[THE REQUEST]:
How many lines of these entries include the string "внутримышечного"? State the number alone.

[RECORDS SUPPLIED]:
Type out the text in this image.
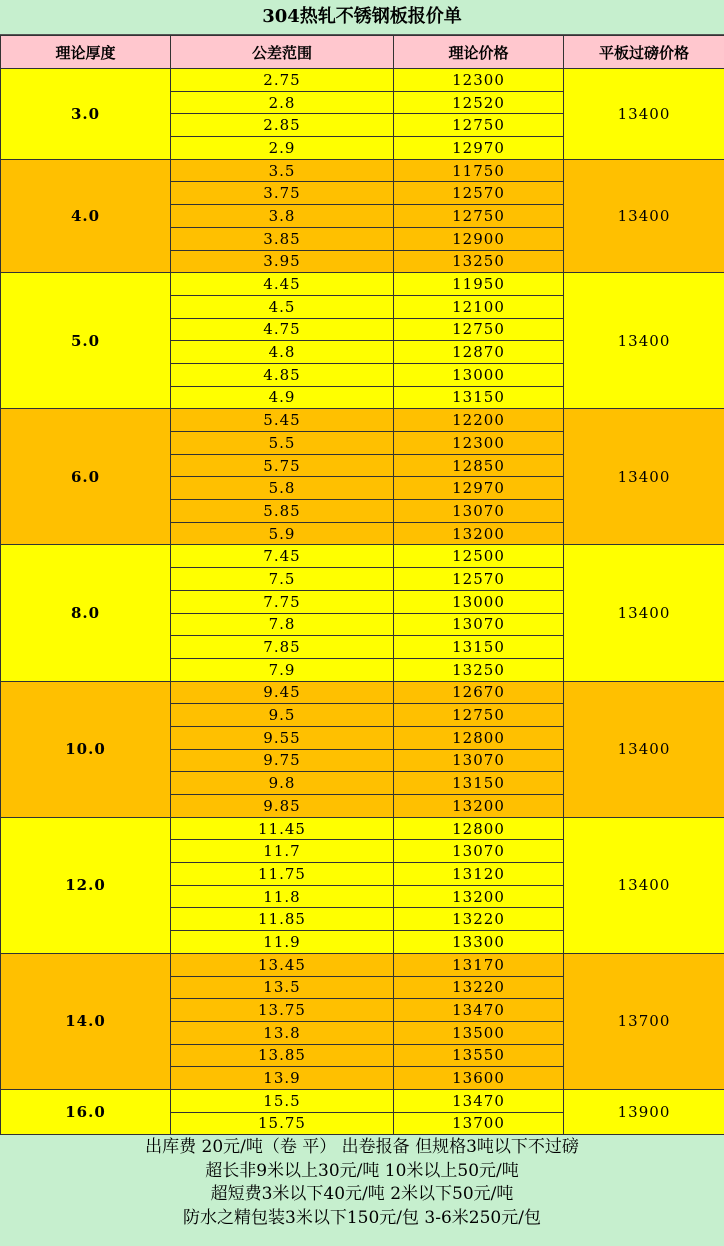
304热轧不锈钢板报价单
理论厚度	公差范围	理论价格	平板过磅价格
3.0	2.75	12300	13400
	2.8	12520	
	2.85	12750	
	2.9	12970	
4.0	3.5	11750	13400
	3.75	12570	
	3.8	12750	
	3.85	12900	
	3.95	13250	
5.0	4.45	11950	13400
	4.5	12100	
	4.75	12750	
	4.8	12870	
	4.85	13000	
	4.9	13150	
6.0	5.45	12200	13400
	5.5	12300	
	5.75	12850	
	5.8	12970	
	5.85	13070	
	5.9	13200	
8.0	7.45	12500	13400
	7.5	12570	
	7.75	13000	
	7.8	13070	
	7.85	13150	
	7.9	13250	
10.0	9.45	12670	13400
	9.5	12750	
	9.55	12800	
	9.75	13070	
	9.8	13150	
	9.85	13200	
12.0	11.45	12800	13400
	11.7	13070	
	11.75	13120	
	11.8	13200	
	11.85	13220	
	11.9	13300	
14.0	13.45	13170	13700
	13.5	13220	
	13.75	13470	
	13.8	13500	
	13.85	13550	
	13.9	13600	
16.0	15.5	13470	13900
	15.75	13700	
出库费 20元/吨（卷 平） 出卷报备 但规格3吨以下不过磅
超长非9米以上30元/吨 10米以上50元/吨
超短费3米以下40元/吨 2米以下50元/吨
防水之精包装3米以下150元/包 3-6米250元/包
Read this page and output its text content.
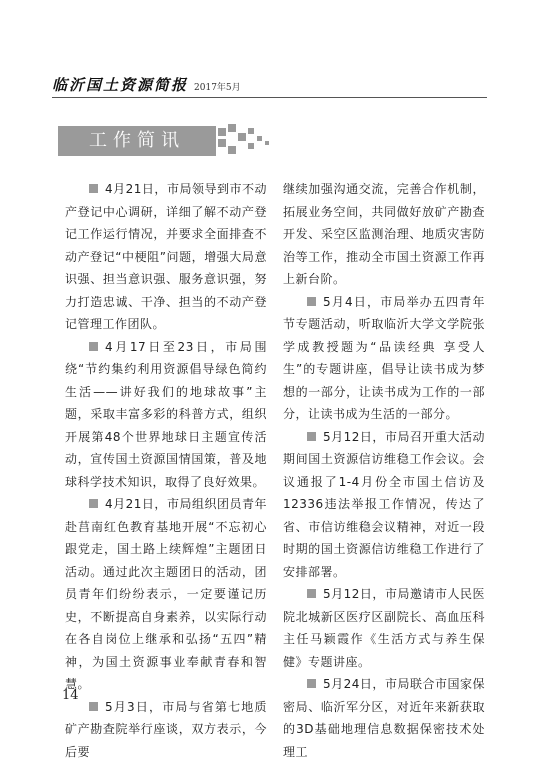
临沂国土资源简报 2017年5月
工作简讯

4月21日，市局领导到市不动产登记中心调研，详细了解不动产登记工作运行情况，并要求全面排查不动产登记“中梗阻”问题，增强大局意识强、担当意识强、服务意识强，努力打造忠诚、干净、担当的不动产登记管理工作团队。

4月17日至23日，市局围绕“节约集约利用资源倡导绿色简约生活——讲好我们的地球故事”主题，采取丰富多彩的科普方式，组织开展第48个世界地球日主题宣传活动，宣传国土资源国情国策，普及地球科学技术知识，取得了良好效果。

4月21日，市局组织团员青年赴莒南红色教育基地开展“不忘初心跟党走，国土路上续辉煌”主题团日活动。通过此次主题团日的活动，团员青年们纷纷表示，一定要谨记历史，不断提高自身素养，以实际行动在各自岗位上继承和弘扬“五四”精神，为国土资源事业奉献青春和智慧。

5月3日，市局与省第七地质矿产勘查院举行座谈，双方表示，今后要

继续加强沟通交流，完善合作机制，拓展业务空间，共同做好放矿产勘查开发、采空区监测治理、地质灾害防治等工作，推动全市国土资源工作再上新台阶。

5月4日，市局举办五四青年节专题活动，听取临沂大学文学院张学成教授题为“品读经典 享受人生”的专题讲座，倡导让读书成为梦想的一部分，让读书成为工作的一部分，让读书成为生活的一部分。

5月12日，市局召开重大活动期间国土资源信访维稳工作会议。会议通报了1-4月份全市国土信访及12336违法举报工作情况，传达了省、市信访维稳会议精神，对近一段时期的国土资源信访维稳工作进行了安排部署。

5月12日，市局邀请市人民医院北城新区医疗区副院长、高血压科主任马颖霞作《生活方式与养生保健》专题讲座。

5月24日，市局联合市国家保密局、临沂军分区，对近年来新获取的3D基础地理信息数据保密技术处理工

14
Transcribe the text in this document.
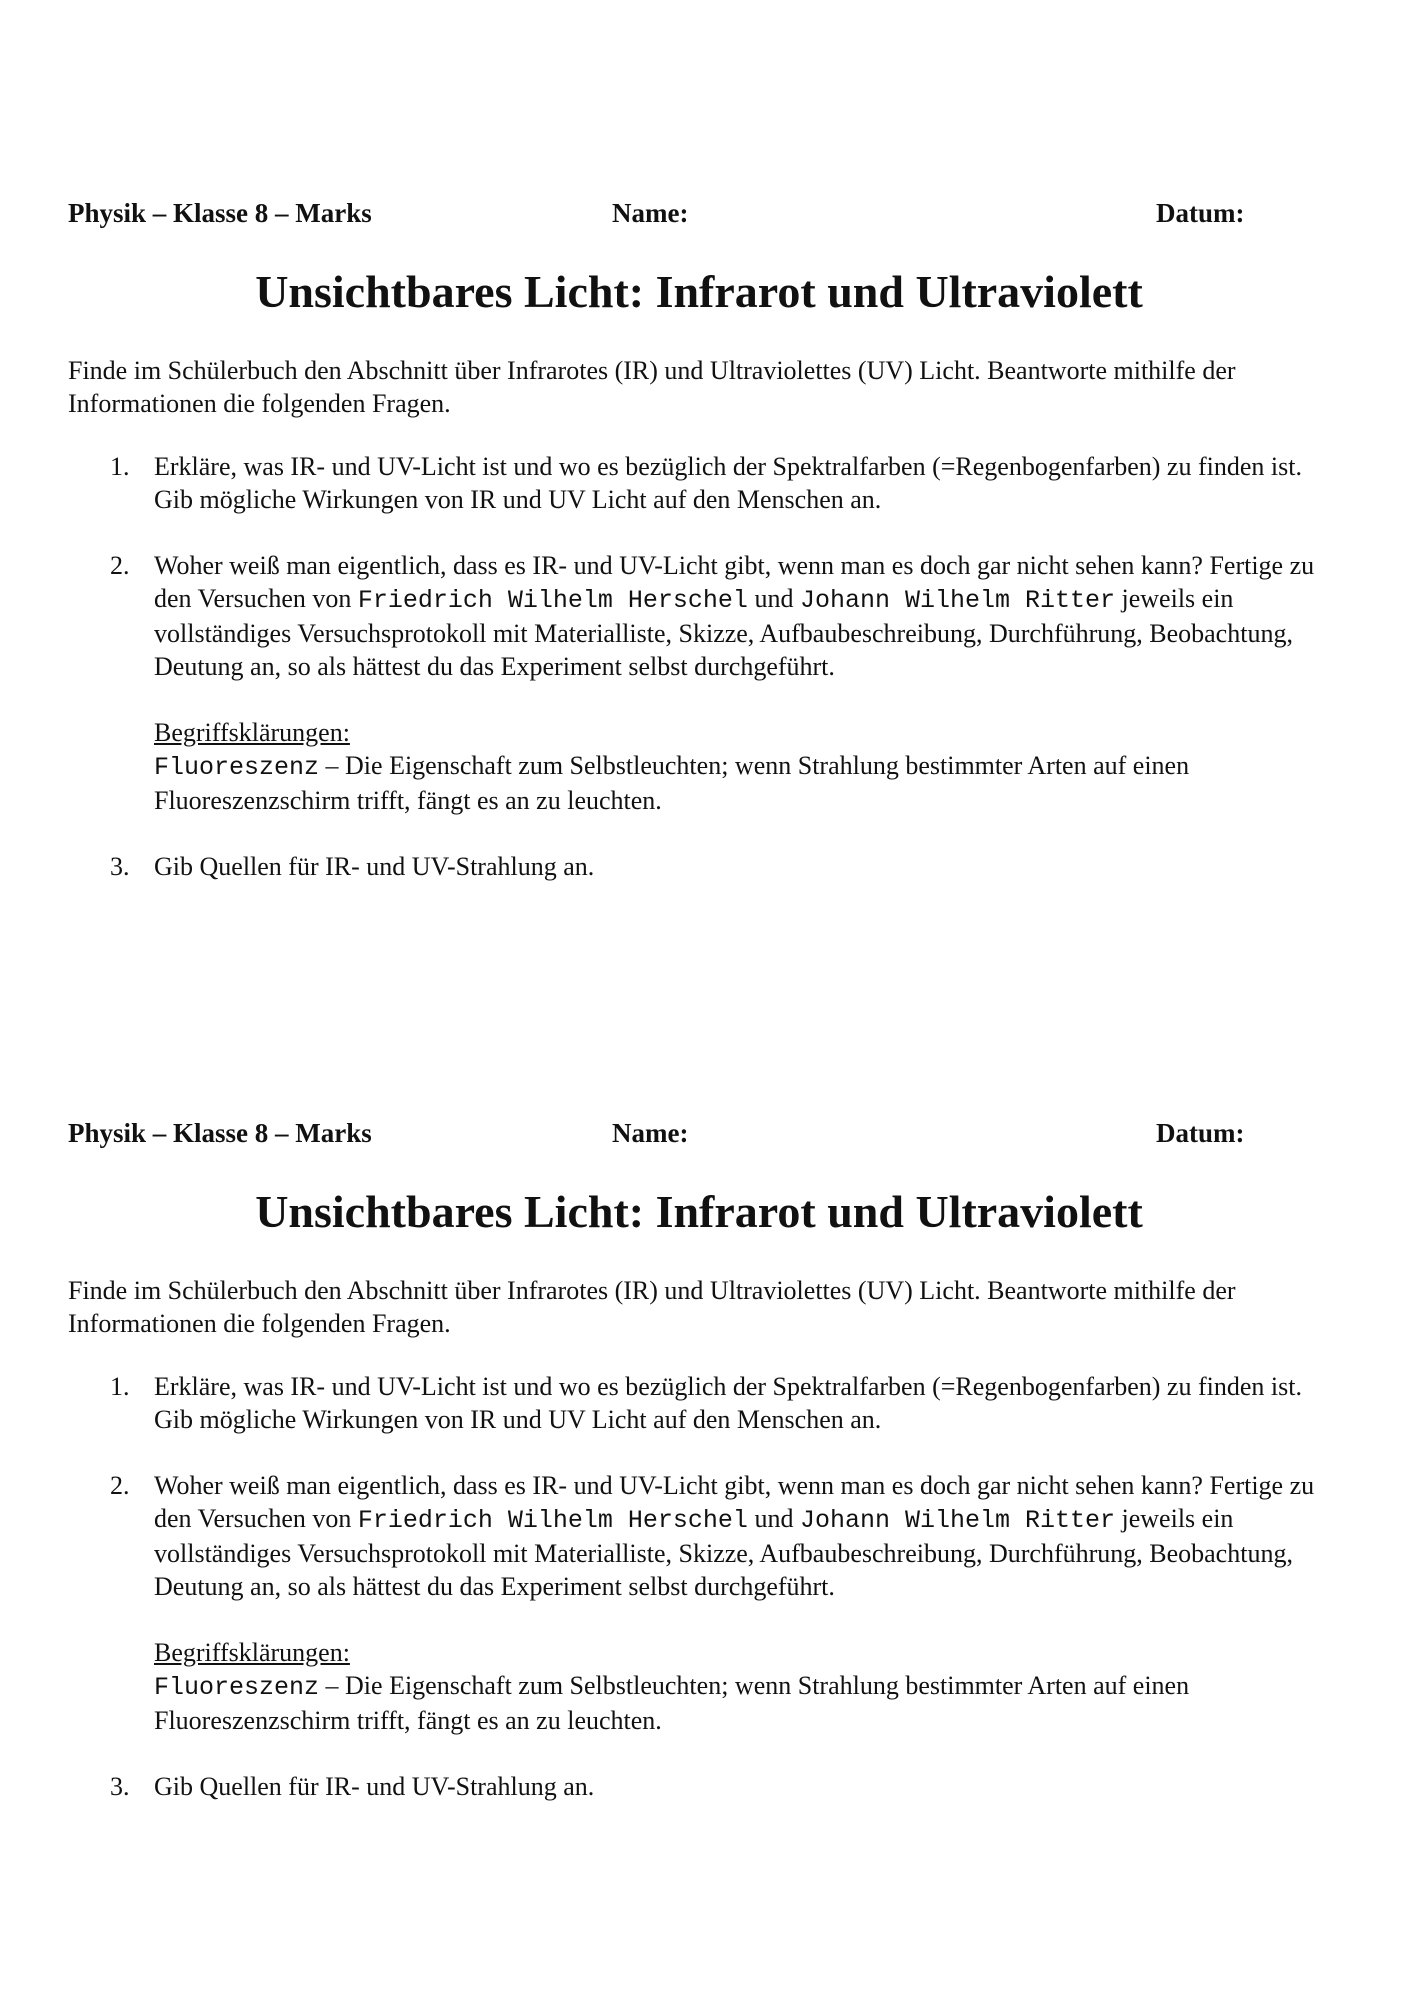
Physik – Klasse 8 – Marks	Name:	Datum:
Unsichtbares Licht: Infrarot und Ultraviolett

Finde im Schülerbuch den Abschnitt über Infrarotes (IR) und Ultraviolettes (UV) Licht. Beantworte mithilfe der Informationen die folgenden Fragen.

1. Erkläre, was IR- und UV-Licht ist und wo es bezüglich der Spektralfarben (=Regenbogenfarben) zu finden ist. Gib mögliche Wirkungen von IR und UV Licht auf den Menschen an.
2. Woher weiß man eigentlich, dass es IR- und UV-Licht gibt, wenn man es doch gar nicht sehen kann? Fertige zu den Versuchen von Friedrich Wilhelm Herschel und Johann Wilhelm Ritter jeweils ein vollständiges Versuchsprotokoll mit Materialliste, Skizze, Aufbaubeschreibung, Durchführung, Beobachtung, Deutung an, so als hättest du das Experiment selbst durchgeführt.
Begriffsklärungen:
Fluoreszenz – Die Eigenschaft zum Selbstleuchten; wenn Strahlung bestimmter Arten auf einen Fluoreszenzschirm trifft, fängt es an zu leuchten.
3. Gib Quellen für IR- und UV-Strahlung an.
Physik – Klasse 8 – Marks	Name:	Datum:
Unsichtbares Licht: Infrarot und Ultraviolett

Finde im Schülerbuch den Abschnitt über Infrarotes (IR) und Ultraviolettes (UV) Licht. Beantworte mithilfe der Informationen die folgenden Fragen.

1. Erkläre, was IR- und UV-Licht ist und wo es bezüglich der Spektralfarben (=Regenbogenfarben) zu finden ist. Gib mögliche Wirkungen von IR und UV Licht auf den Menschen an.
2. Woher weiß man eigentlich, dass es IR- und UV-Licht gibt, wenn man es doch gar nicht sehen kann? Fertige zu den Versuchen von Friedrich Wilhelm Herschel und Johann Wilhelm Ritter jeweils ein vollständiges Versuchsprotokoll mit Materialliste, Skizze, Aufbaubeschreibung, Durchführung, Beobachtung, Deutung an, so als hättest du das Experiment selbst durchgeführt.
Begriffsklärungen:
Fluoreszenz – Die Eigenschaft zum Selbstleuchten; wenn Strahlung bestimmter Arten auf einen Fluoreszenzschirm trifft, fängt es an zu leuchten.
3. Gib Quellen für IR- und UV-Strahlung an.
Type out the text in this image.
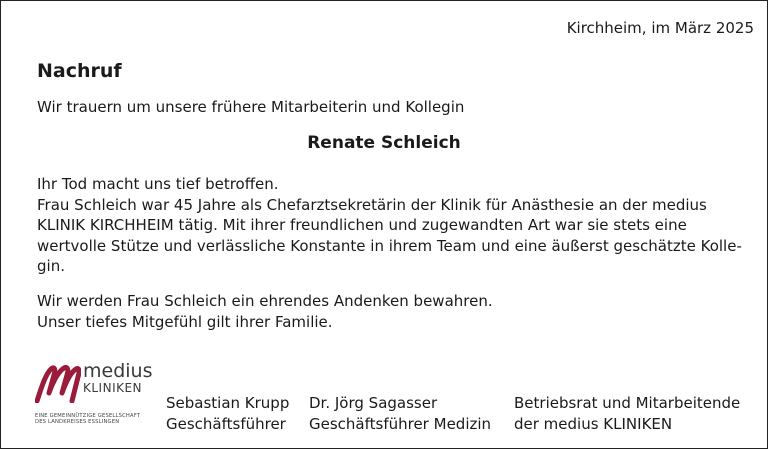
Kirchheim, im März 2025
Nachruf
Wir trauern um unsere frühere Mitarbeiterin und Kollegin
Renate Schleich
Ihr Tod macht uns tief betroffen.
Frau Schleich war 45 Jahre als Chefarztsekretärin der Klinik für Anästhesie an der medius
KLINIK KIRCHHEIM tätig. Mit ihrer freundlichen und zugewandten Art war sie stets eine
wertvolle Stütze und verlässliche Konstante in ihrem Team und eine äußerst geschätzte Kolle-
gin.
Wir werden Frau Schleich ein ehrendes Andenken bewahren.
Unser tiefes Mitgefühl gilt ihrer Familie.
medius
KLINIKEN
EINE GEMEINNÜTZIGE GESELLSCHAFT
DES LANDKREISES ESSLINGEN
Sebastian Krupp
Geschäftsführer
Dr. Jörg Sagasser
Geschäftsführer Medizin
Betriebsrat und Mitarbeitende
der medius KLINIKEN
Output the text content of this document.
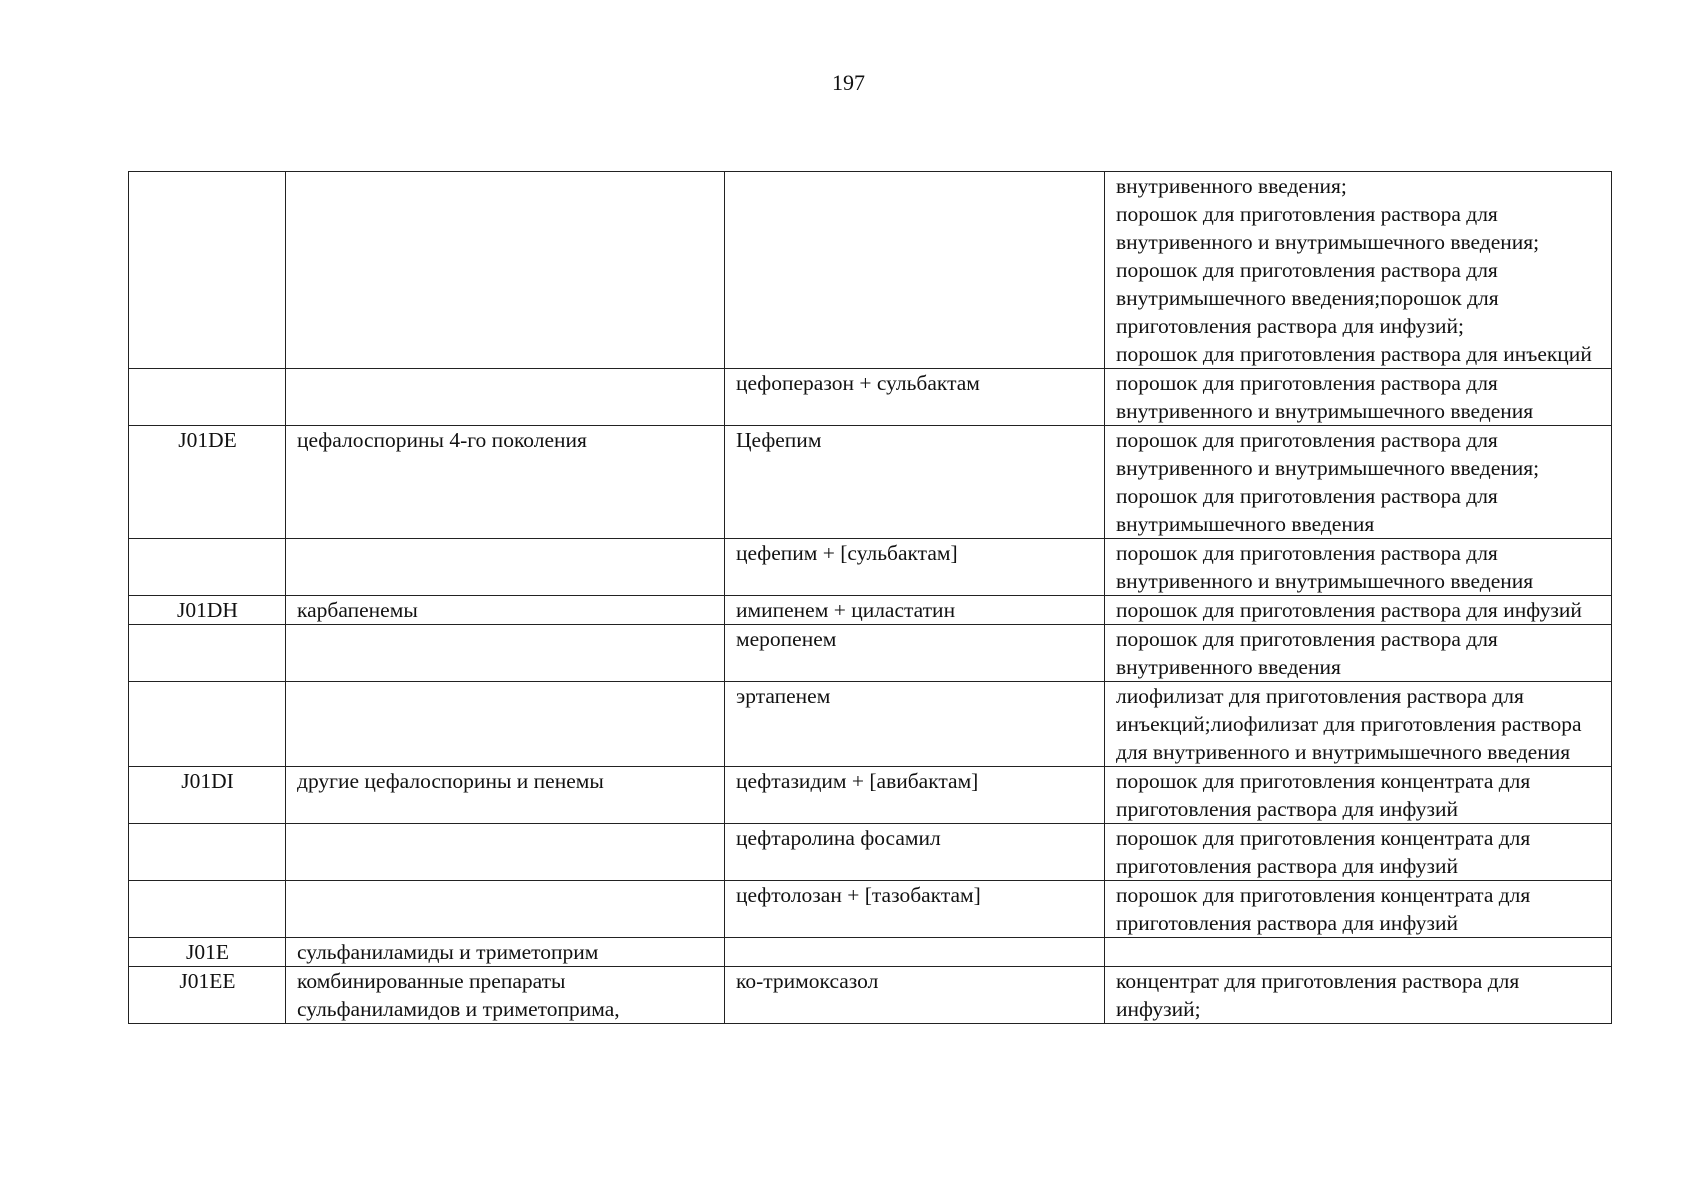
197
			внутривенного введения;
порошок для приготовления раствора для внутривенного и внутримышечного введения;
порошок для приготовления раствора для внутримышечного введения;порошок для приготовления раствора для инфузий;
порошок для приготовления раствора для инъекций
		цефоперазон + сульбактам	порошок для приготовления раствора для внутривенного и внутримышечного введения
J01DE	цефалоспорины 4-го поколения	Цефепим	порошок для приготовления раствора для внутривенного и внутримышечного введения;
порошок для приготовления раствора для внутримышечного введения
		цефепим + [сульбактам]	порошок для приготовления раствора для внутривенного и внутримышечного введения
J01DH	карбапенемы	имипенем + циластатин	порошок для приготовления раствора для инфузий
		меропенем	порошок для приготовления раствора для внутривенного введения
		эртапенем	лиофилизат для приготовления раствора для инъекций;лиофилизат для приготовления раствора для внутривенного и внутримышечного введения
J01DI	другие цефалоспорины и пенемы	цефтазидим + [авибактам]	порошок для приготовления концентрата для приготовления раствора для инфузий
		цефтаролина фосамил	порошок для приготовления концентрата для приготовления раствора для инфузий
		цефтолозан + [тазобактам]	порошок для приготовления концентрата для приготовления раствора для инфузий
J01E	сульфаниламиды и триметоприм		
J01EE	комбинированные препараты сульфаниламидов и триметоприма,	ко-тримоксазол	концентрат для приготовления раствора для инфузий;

[ANSWER FOR THIS EXERCISE]:
7